>>>>

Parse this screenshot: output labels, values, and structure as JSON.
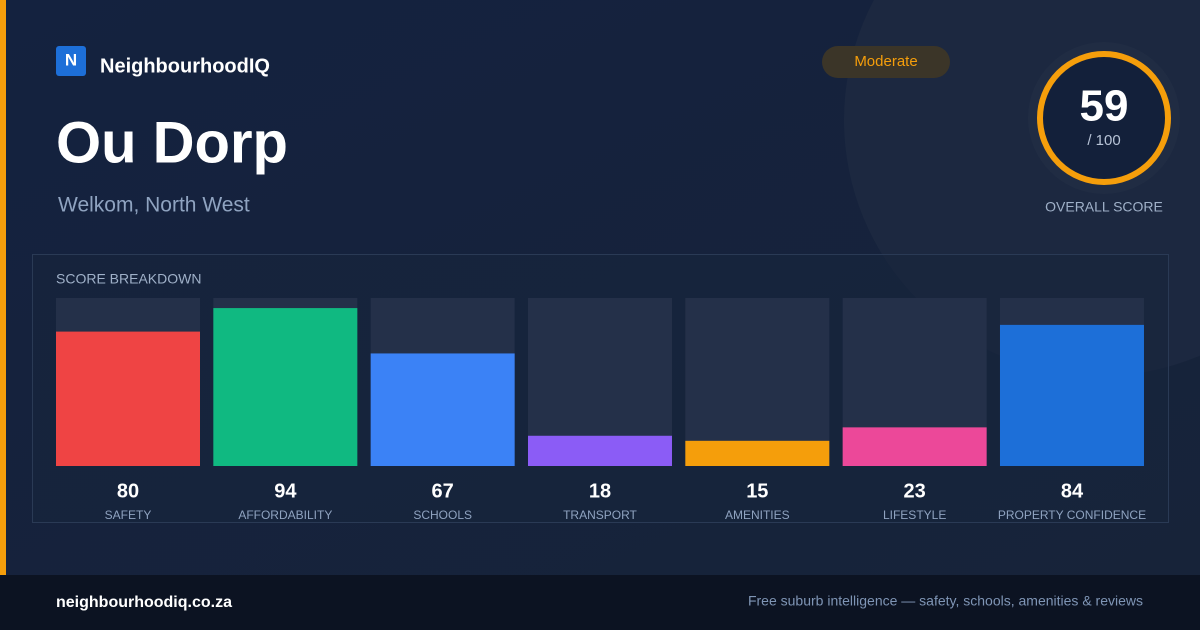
{
  "brand": "NeighbourhoodIQ",
  "logo_letter": "N",
  "title": "Ou Dorp",
  "subtitle": "Welkom, North West",
  "rating": "Moderate",
  "overall_score": 59,
  "overall_max_label": "/ 100",
  "overall_label": "OVERALL SCORE",
  "chart_data": {
    "type": "bar",
    "title": "SCORE BREAKDOWN",
    "categories": [
      "SAFETY",
      "AFFORDABILITY",
      "SCHOOLS",
      "TRANSPORT",
      "AMENITIES",
      "LIFESTYLE",
      "PROPERTY CONFIDENCE"
    ],
    "values": [
      80,
      94,
      67,
      18,
      15,
      23,
      84
    ],
    "colors": [
      "#ef4444",
      "#10b981",
      "#3b82f6",
      "#8b5cf6",
      "#f59e0b",
      "#ec4899",
      "#1d6fd8"
    ],
    "ylim": [
      0,
      100
    ]
  },
  "footer": {
    "site": "neighbourhoodiq.co.za",
    "tagline": "Free suburb intelligence — safety, schools, amenities & reviews"
  }
}
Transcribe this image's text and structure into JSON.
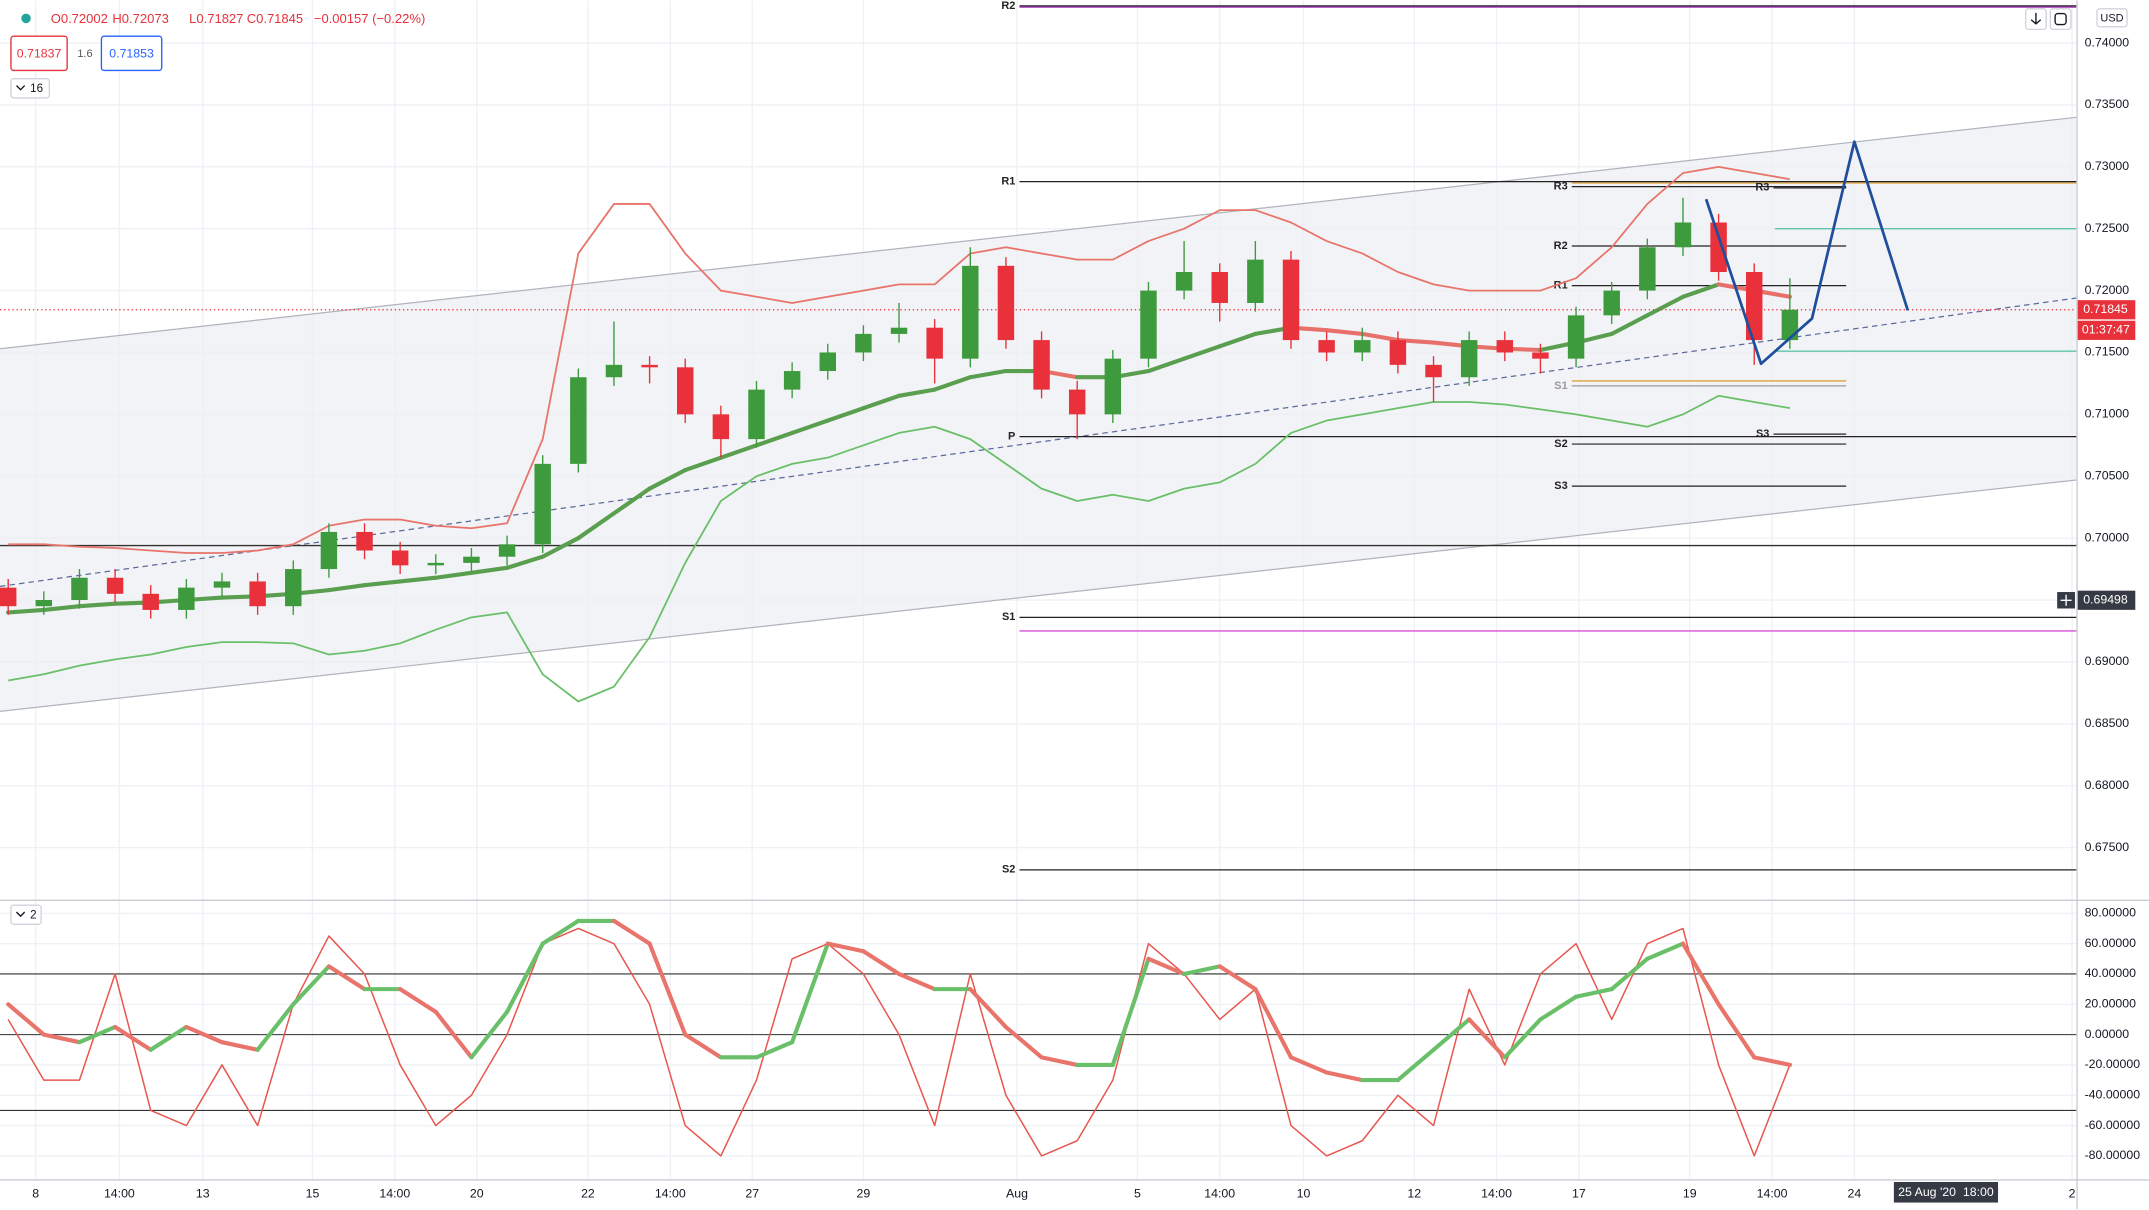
{
  "header": {
    "ohlc": [
      "O0.72002",
      "H0.72073",
      "L0.71827",
      "C0.71845"
    ],
    "change": "−0.00157 (−0.22%)",
    "bid": "0.71837",
    "spread": "1.6",
    "ask": "0.71853",
    "indicator_count": "16",
    "oscillator_count": "2",
    "currency": "USD"
  },
  "chart_data": [
    {
      "type": "candlestick",
      "x": [
        0,
        1,
        2,
        3,
        4,
        5,
        6,
        7,
        8,
        9,
        10,
        11,
        12,
        13,
        14,
        15,
        16,
        17,
        18,
        19,
        20,
        21,
        22,
        23,
        24,
        25,
        26,
        27,
        28,
        29,
        30,
        31,
        32,
        33,
        34,
        35,
        36,
        37,
        38,
        39,
        40,
        41,
        42,
        43,
        44,
        45,
        46,
        47,
        48,
        49,
        50
      ],
      "open": [
        0.696,
        0.6945,
        0.695,
        0.6968,
        0.6955,
        0.6942,
        0.696,
        0.6965,
        0.6945,
        0.6975,
        0.7005,
        0.699,
        0.6978,
        0.698,
        0.6985,
        0.6995,
        0.706,
        0.713,
        0.714,
        0.7138,
        0.71,
        0.708,
        0.712,
        0.7135,
        0.715,
        0.7165,
        0.717,
        0.7145,
        0.722,
        0.716,
        0.712,
        0.71,
        0.7145,
        0.72,
        0.7215,
        0.719,
        0.7225,
        0.716,
        0.715,
        0.716,
        0.714,
        0.713,
        0.716,
        0.715,
        0.7145,
        0.718,
        0.72,
        0.7235,
        0.7255,
        0.7215,
        0.716
      ],
      "high": [
        0.6967,
        0.6957,
        0.6975,
        0.6975,
        0.6962,
        0.6967,
        0.6972,
        0.6972,
        0.6982,
        0.7012,
        0.7012,
        0.6997,
        0.6987,
        0.6992,
        0.7002,
        0.7067,
        0.7137,
        0.7175,
        0.7147,
        0.7145,
        0.7107,
        0.7127,
        0.7142,
        0.7157,
        0.7172,
        0.719,
        0.7177,
        0.7235,
        0.7227,
        0.7167,
        0.7127,
        0.7152,
        0.7207,
        0.724,
        0.7222,
        0.724,
        0.7232,
        0.7167,
        0.717,
        0.7167,
        0.7147,
        0.7167,
        0.7167,
        0.7157,
        0.7187,
        0.7207,
        0.7242,
        0.7275,
        0.7262,
        0.7222,
        0.721
      ],
      "low": [
        0.6938,
        0.6938,
        0.6943,
        0.6948,
        0.6935,
        0.6935,
        0.6953,
        0.6938,
        0.6938,
        0.6968,
        0.6983,
        0.6971,
        0.6971,
        0.6973,
        0.6978,
        0.6988,
        0.7053,
        0.7123,
        0.7125,
        0.7093,
        0.7065,
        0.7073,
        0.7113,
        0.7128,
        0.7143,
        0.7158,
        0.7125,
        0.7138,
        0.7153,
        0.7113,
        0.708,
        0.7093,
        0.7138,
        0.7193,
        0.7175,
        0.7183,
        0.7153,
        0.7143,
        0.7143,
        0.7133,
        0.711,
        0.7123,
        0.7143,
        0.7133,
        0.7138,
        0.7173,
        0.7193,
        0.7228,
        0.7208,
        0.714,
        0.7153
      ],
      "close": [
        0.6945,
        0.695,
        0.6968,
        0.6955,
        0.6942,
        0.696,
        0.6965,
        0.6945,
        0.6975,
        0.7005,
        0.699,
        0.6978,
        0.698,
        0.6985,
        0.6995,
        0.706,
        0.713,
        0.714,
        0.7138,
        0.71,
        0.708,
        0.712,
        0.7135,
        0.715,
        0.7165,
        0.717,
        0.7145,
        0.722,
        0.716,
        0.712,
        0.71,
        0.7145,
        0.72,
        0.7215,
        0.719,
        0.7225,
        0.716,
        0.715,
        0.716,
        0.714,
        0.713,
        0.716,
        0.715,
        0.7145,
        0.718,
        0.72,
        0.7235,
        0.7255,
        0.7215,
        0.716,
        0.71845
      ],
      "up_color": "#3d9a3d",
      "down_color": "#e8313a",
      "bands": {
        "upper": {
          "color": "#e8746b",
          "values": [
            0.6995,
            0.6995,
            0.6993,
            0.6992,
            0.699,
            0.6988,
            0.6988,
            0.699,
            0.6995,
            0.701,
            0.7015,
            0.7015,
            0.701,
            0.7008,
            0.7012,
            0.708,
            0.723,
            0.727,
            0.727,
            0.723,
            0.72,
            0.7195,
            0.719,
            0.7195,
            0.72,
            0.7205,
            0.7205,
            0.723,
            0.7235,
            0.723,
            0.7225,
            0.7225,
            0.724,
            0.725,
            0.7265,
            0.7265,
            0.7255,
            0.724,
            0.723,
            0.7215,
            0.7205,
            0.72,
            0.72,
            0.72,
            0.721,
            0.7235,
            0.727,
            0.7295,
            0.73,
            0.7295,
            0.729
          ]
        },
        "middle": {
          "up_color": "#5a9e4f",
          "down_color": "#e8706a",
          "values": [
            0.694,
            0.6942,
            0.6945,
            0.6947,
            0.6948,
            0.695,
            0.6952,
            0.6953,
            0.6955,
            0.6958,
            0.6962,
            0.6965,
            0.6968,
            0.6972,
            0.6976,
            0.6985,
            0.7,
            0.702,
            0.704,
            0.7055,
            0.7065,
            0.7075,
            0.7085,
            0.7095,
            0.7105,
            0.7115,
            0.712,
            0.713,
            0.7135,
            0.7135,
            0.713,
            0.713,
            0.7135,
            0.7145,
            0.7155,
            0.7165,
            0.717,
            0.7168,
            0.7165,
            0.716,
            0.7158,
            0.7155,
            0.7153,
            0.7152,
            0.7158,
            0.7165,
            0.718,
            0.7195,
            0.7205,
            0.72,
            0.7195
          ]
        },
        "lower": {
          "color": "#6abf69",
          "values": [
            0.6885,
            0.689,
            0.6897,
            0.6902,
            0.6906,
            0.6912,
            0.6916,
            0.6916,
            0.6915,
            0.6906,
            0.6909,
            0.6915,
            0.6926,
            0.6936,
            0.694,
            0.689,
            0.6868,
            0.688,
            0.692,
            0.698,
            0.703,
            0.705,
            0.706,
            0.7065,
            0.7075,
            0.7085,
            0.709,
            0.708,
            0.706,
            0.704,
            0.703,
            0.7035,
            0.703,
            0.704,
            0.7045,
            0.706,
            0.7085,
            0.7095,
            0.71,
            0.7105,
            0.711,
            0.711,
            0.7108,
            0.7104,
            0.71,
            0.7095,
            0.709,
            0.71,
            0.7115,
            0.711,
            0.7105
          ]
        }
      },
      "xlim": [
        -0.23,
        58.04
      ],
      "ylim": [
        0.6709,
        0.74343
      ],
      "yticks": [
        {
          "value": 0.74,
          "label": "0.74000"
        },
        {
          "value": 0.735,
          "label": "0.73500"
        },
        {
          "value": 0.73,
          "label": "0.73000"
        },
        {
          "value": 0.725,
          "label": "0.72500"
        },
        {
          "value": 0.72,
          "label": "0.72000"
        },
        {
          "value": 0.715,
          "label": "0.71500"
        },
        {
          "value": 0.71,
          "label": "0.71000"
        },
        {
          "value": 0.705,
          "label": "0.70500"
        },
        {
          "value": 0.7,
          "label": "0.70000"
        },
        {
          "value": 0.695,
          "label": "0.69500"
        },
        {
          "value": 0.69,
          "label": "0.69000"
        },
        {
          "value": 0.685,
          "label": "0.68500"
        },
        {
          "value": 0.68,
          "label": "0.68000"
        },
        {
          "value": 0.675,
          "label": "0.67500"
        }
      ],
      "xticks": [
        {
          "value": 0.77,
          "label": "8"
        },
        {
          "value": 3.12,
          "label": "14:00"
        },
        {
          "value": 5.46,
          "label": "13"
        },
        {
          "value": 8.54,
          "label": "15"
        },
        {
          "value": 10.85,
          "label": "14:00"
        },
        {
          "value": 13.15,
          "label": "20"
        },
        {
          "value": 16.27,
          "label": "22"
        },
        {
          "value": 18.58,
          "label": "14:00"
        },
        {
          "value": 20.88,
          "label": "27"
        },
        {
          "value": 24,
          "label": "29"
        },
        {
          "value": 28.31,
          "label": "Aug"
        },
        {
          "value": 31.69,
          "label": "5"
        },
        {
          "value": 34,
          "label": "14:00"
        },
        {
          "value": 36.35,
          "label": "10"
        },
        {
          "value": 39.46,
          "label": "12"
        },
        {
          "value": 41.77,
          "label": "14:00"
        },
        {
          "value": 44.08,
          "label": "17"
        },
        {
          "value": 47.19,
          "label": "19"
        },
        {
          "value": 49.5,
          "label": "14:00"
        },
        {
          "value": 51.81,
          "label": "24"
        },
        {
          "value": 57.92,
          "label": "2"
        }
      ],
      "grid": true,
      "channel": {
        "x": [
          -0.23,
          58.04
        ],
        "upper": [
          0.7153,
          0.734
        ],
        "lower": [
          0.686,
          0.7047
        ],
        "median": [
          0.6961,
          0.7194
        ],
        "color": "#b0b4bd",
        "fill": "#eceef2",
        "median_color": "#5b6a9b"
      },
      "projection": {
        "x": [
          47.65,
          49.19,
          50.62,
          51.81,
          53.31
        ],
        "values": [
          0.72738,
          0.71409,
          0.71774,
          0.73203,
          0.7184
        ],
        "color": "#1f4e9c"
      },
      "levels": [
        {
          "name": "R2",
          "value": 0.743,
          "color": "#222222",
          "x": [
            28.38,
            58.04
          ]
        },
        {
          "name": "R1",
          "value": 0.7288,
          "color": "#222222",
          "x": [
            28.38,
            58.04
          ]
        },
        {
          "name": "P",
          "value": 0.7082,
          "color": "#222222",
          "x": [
            28.38,
            58.04
          ]
        },
        {
          "name": "S1",
          "value": 0.6936,
          "color": "#222222",
          "x": [
            28.38,
            58.04
          ]
        },
        {
          "name": "S2",
          "value": 0.6732,
          "color": "#222222",
          "x": [
            28.38,
            58.04
          ]
        },
        {
          "name": "R3",
          "value": 0.7284,
          "color": "#222222",
          "x": [
            43.88,
            51.58
          ]
        },
        {
          "name": "R2",
          "value": 0.7236,
          "color": "#222222",
          "x": [
            43.88,
            51.58
          ]
        },
        {
          "name": "R1",
          "value": 0.7204,
          "color": "#222222",
          "x": [
            43.88,
            51.58
          ]
        },
        {
          "name": "S1",
          "value": 0.7123,
          "color": "#999999",
          "x": [
            43.88,
            51.58
          ]
        },
        {
          "name": "S2",
          "value": 0.7076,
          "color": "#222222",
          "x": [
            43.88,
            51.58
          ]
        },
        {
          "name": "S3",
          "value": 0.7042,
          "color": "#222222",
          "x": [
            43.88,
            51.58
          ]
        },
        {
          "name": "R3",
          "value": 0.7283,
          "color": "#222222",
          "x": [
            49.54,
            51.58
          ]
        },
        {
          "name": "S3",
          "value": 0.7084,
          "color": "#222222",
          "x": [
            49.54,
            51.58
          ]
        }
      ],
      "lines": [
        {
          "value": 0.6994,
          "color": "#333333",
          "x": [
            -0.23,
            58.04
          ]
        },
        {
          "value": 0.7429,
          "color": "#b44cc9",
          "x": [
            28.38,
            58.04
          ]
        },
        {
          "value": 0.6925,
          "color": "#d84fd8",
          "x": [
            28.38,
            58.04
          ]
        },
        {
          "value": 0.725,
          "color": "#5fc4a8",
          "x": [
            49.58,
            58.04
          ]
        },
        {
          "value": 0.7151,
          "color": "#5fc4a8",
          "x": [
            49.58,
            58.04
          ]
        },
        {
          "value": 0.7287,
          "color": "#e0a23a",
          "x": [
            43.88,
            58.04
          ]
        },
        {
          "value": 0.7127,
          "color": "#e0a23a",
          "x": [
            43.88,
            51.58
          ]
        }
      ],
      "last_price": {
        "value": 0.71845,
        "label": "0.71845",
        "color": "#e8313a",
        "countdown": "01:37:47"
      },
      "crosshair": {
        "price": {
          "value": 0.69498,
          "label": "0.69498"
        },
        "time": {
          "value": 54.38,
          "label": "25 Aug '20  18:00"
        }
      }
    },
    {
      "type": "line",
      "ylim": [
        -95.4,
        87.2
      ],
      "yticks": [
        {
          "value": 80,
          "label": "80.00000"
        },
        {
          "value": 60,
          "label": "60.00000"
        },
        {
          "value": 40,
          "label": "40.00000"
        },
        {
          "value": 20,
          "label": "20.00000"
        },
        {
          "value": 0,
          "label": "0.00000"
        },
        {
          "value": -20,
          "label": "-20.00000"
        },
        {
          "value": -40,
          "label": "-40.00000"
        },
        {
          "value": -60,
          "label": "-60.00000"
        },
        {
          "value": -80,
          "label": "-80.00000"
        }
      ],
      "levels": [
        40,
        0,
        -50
      ],
      "series": [
        {
          "color": "#e8574f",
          "values": [
            10,
            -30,
            -30,
            40,
            -50,
            -60,
            -20,
            -60,
            20,
            65,
            40,
            -20,
            -60,
            -40,
            0,
            60,
            70,
            60,
            20,
            -60,
            -80,
            -30,
            50,
            60,
            40,
            0,
            -60,
            40,
            -40,
            -80,
            -70,
            -30,
            60,
            40,
            10,
            30,
            -60,
            -80,
            -70,
            -40,
            -60,
            30,
            -20,
            40,
            60,
            10,
            60,
            70,
            -20,
            -80,
            -20
          ]
        },
        {
          "up_color": "#6abf69",
          "down_color": "#e8746b",
          "values": [
            20,
            0,
            -5,
            5,
            -10,
            5,
            -5,
            -10,
            20,
            45,
            30,
            30,
            15,
            -15,
            15,
            60,
            75,
            75,
            60,
            0,
            -15,
            -15,
            -5,
            60,
            55,
            40,
            30,
            30,
            5,
            -15,
            -20,
            -20,
            50,
            40,
            45,
            30,
            -15,
            -25,
            -30,
            -30,
            -10,
            10,
            -15,
            10,
            25,
            30,
            50,
            60,
            20,
            -15,
            -20
          ]
        }
      ]
    }
  ]
}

<<<<

*Exercise directions*: Collect the complete line wherever the string "this" appears in the records.

*Solved exercise*:
Parse this screenshot: output labels, values, and structure as JSON.
Transcribe this image's text and structure into JSON.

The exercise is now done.